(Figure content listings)
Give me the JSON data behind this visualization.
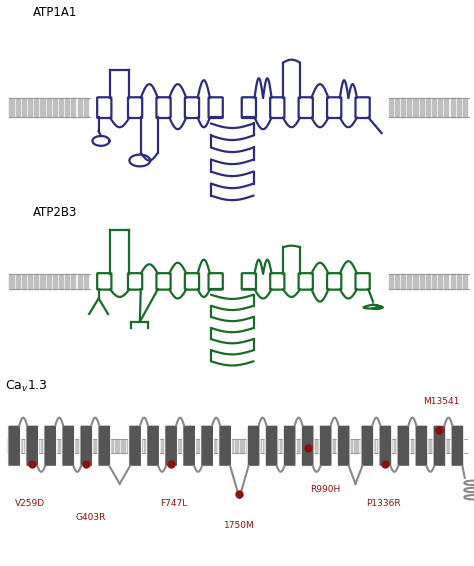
{
  "title1": "ATP1A1",
  "title2": "ATP2B3",
  "title3": "Ca$_v$1.3",
  "color1": "#2b2d7a",
  "color2": "#1a6b2a",
  "color3": "#555555",
  "lw1": 1.6,
  "lw2": 1.6,
  "lw3": 1.5,
  "mem_color": "#c0c0c0",
  "mem_border": "#999999",
  "dot_color": "#8b1010",
  "mut_labels": [
    "V259D",
    "G403R",
    "F747L",
    "1750M",
    "R990H",
    "P1336R",
    "M13541"
  ]
}
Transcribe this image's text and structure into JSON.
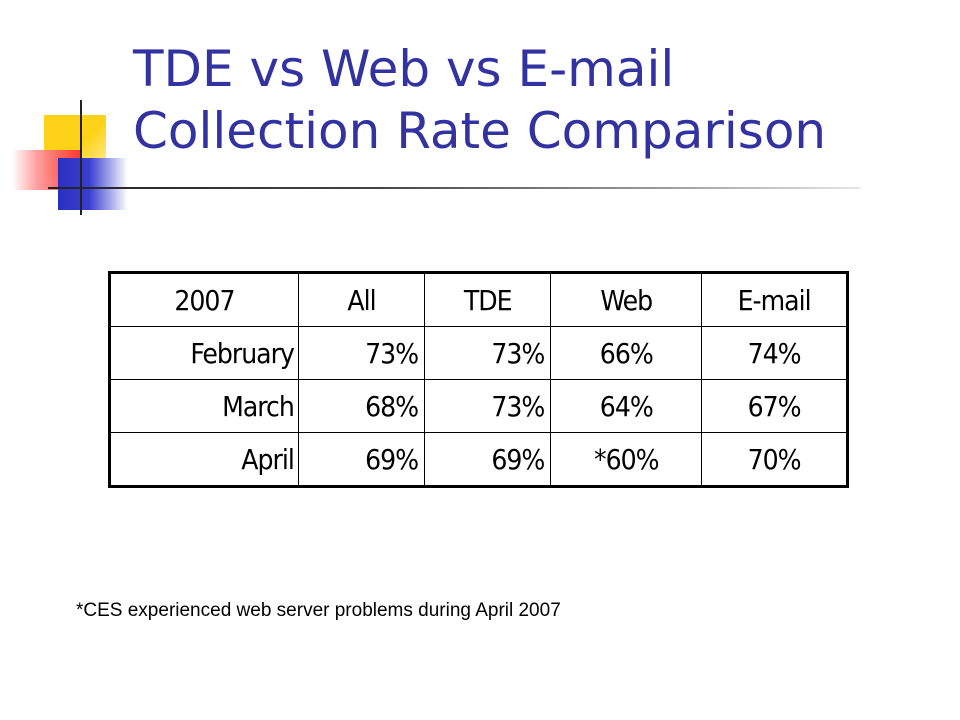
{
  "title": {
    "line1": "TDE vs Web vs E-mail",
    "line2": "Collection Rate Comparison"
  },
  "table": {
    "header": [
      "2007",
      "All",
      "TDE",
      "Web",
      "E-mail"
    ],
    "rows": [
      [
        "February",
        "73%",
        "73%",
        "66%",
        "74%"
      ],
      [
        "March",
        "68%",
        "73%",
        "64%",
        "67%"
      ],
      [
        "April",
        "69%",
        "69%",
        "*60%",
        "70%"
      ]
    ]
  },
  "footnote": "*CES experienced web server problems during April 2007",
  "colors": {
    "title": "#3232a0",
    "deco_yellow": "#ffd21a",
    "deco_red": "#ff2a2a",
    "deco_blue": "#2b2fbf"
  }
}
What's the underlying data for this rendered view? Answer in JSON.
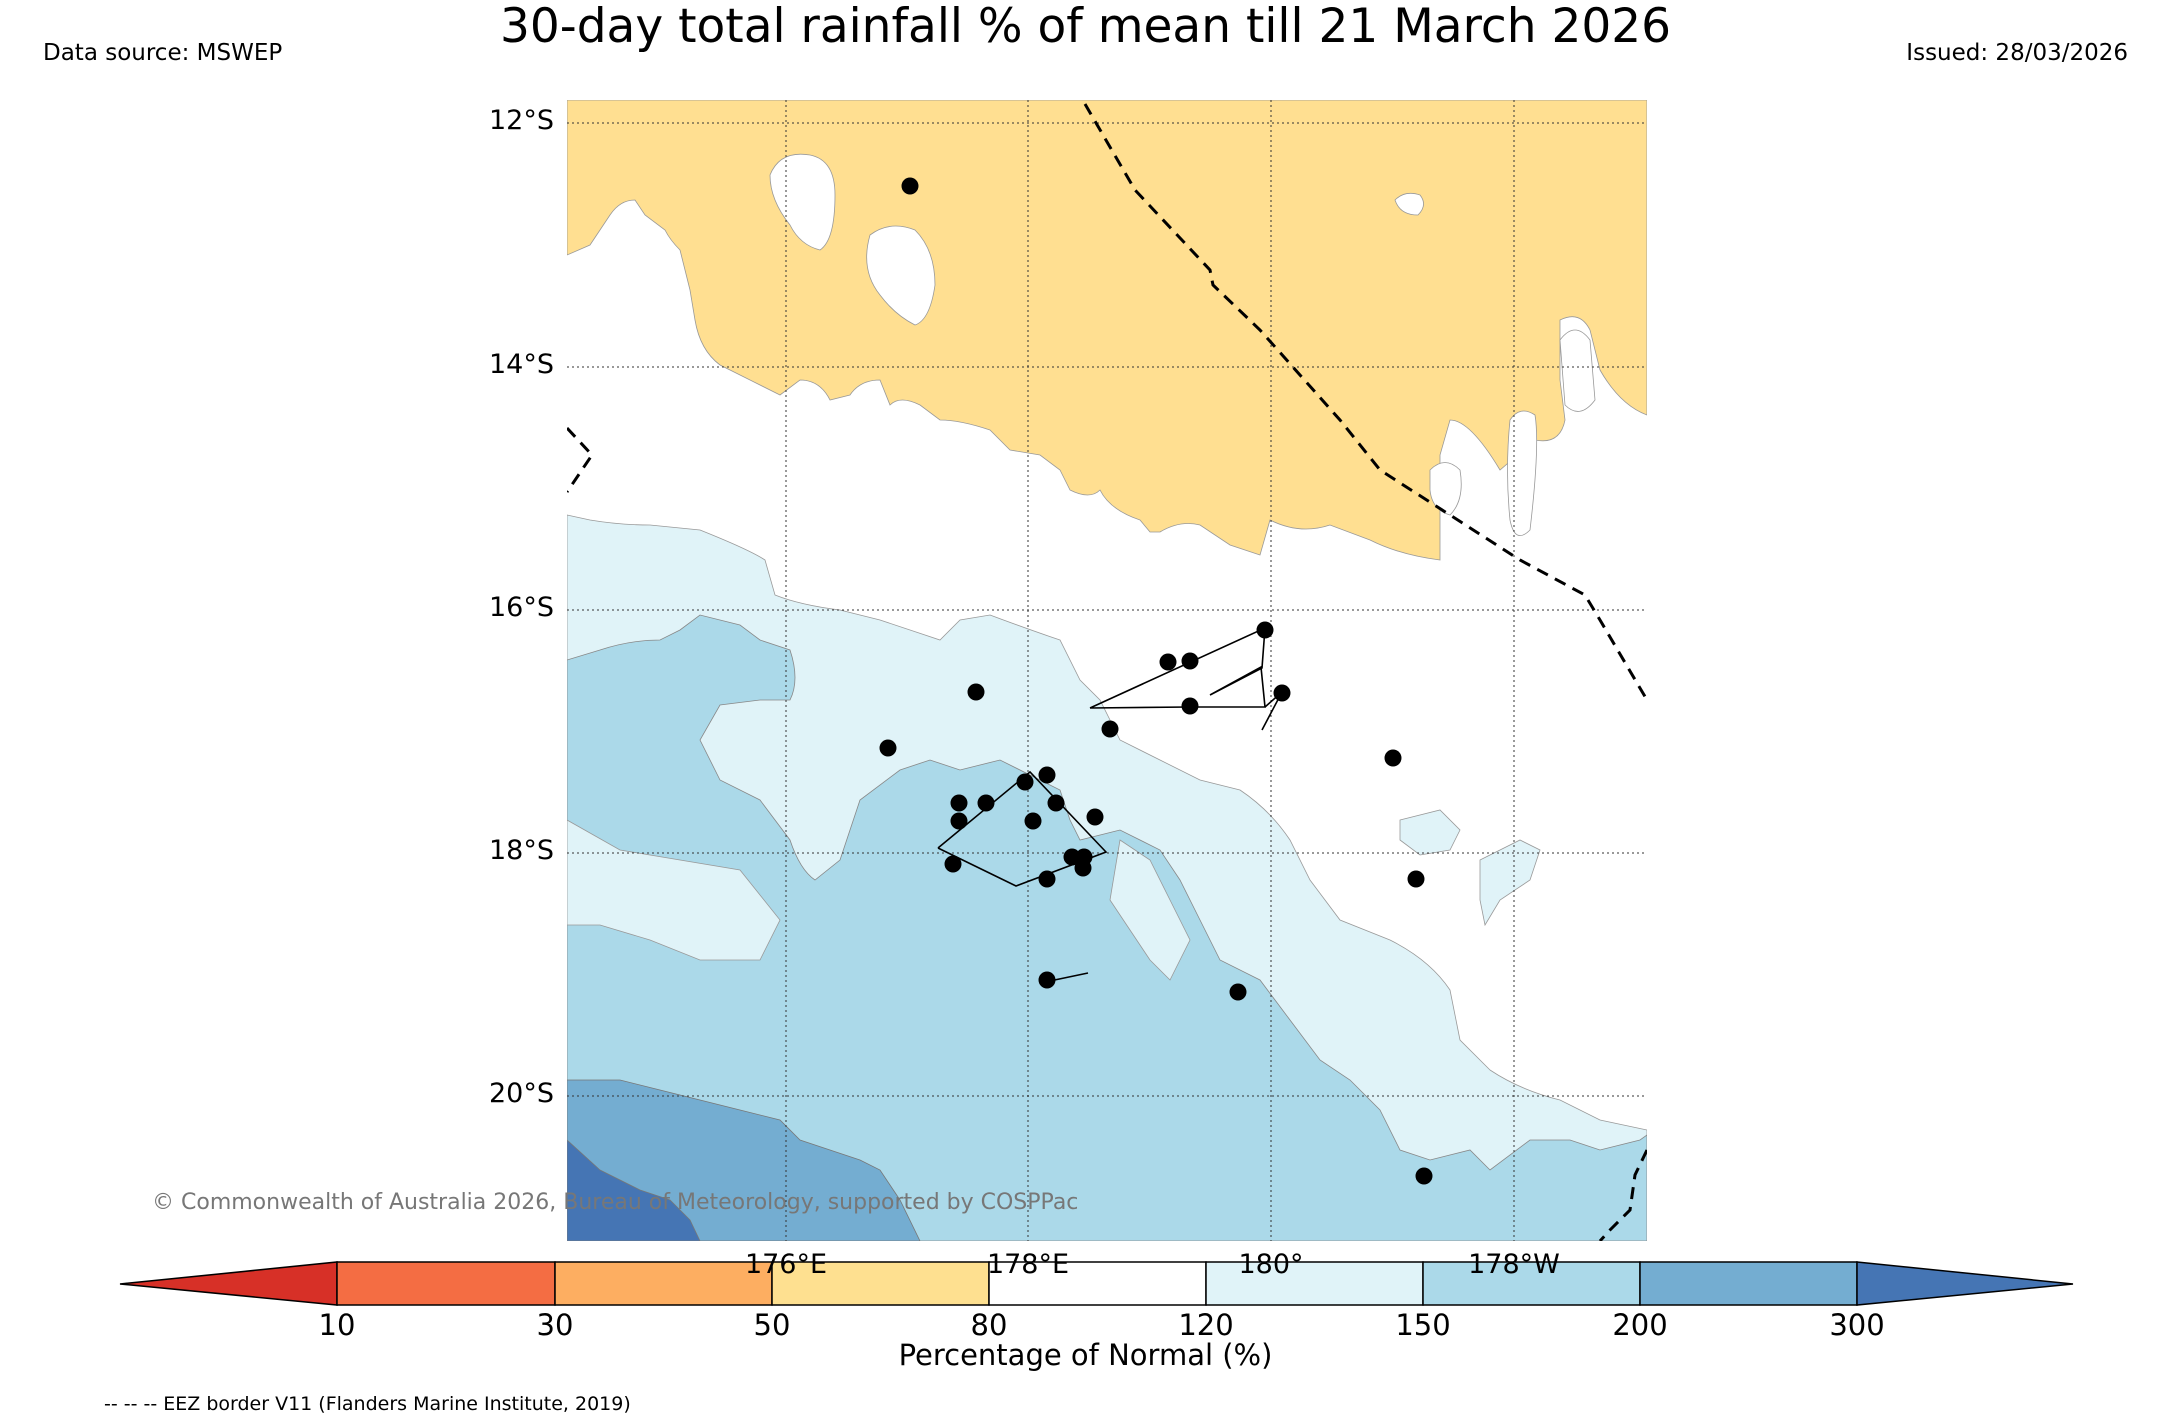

**Instructions to follow**
How many lines in these entries hold the string "JSON"? Answer with the number alone.

**Solution below**
3